Records shown:
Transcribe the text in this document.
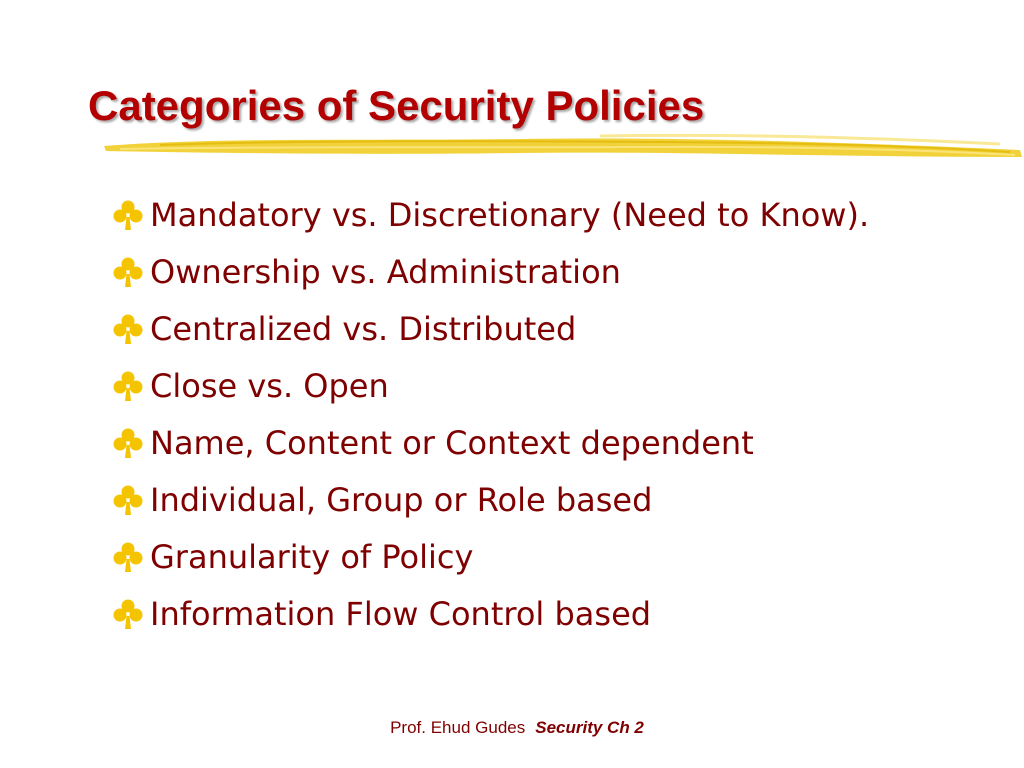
Categories of Security Policies
Mandatory vs. Discretionary (Need to Know).
Ownership vs. Administration
Centralized vs. Distributed
Close vs. Open
Name, Content or Context dependent
Individual, Group or Role based
Granularity of Policy
Information Flow Control based
Prof. Ehud Gudes Security Ch 2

Task requirements: Write out the full listing verbatim, excluding its pictures.

Task response:
Transcribe the text in this document.
Categories of Security Policies
Mandatory vs. Discretionary (Need to Know).
Ownership vs. Administration
Centralized vs. Distributed
Close vs. Open
Name, Content or Context dependent
Individual, Group or Role based
Granularity of Policy
Information Flow Control based
Prof. Ehud Gudes Security Ch 2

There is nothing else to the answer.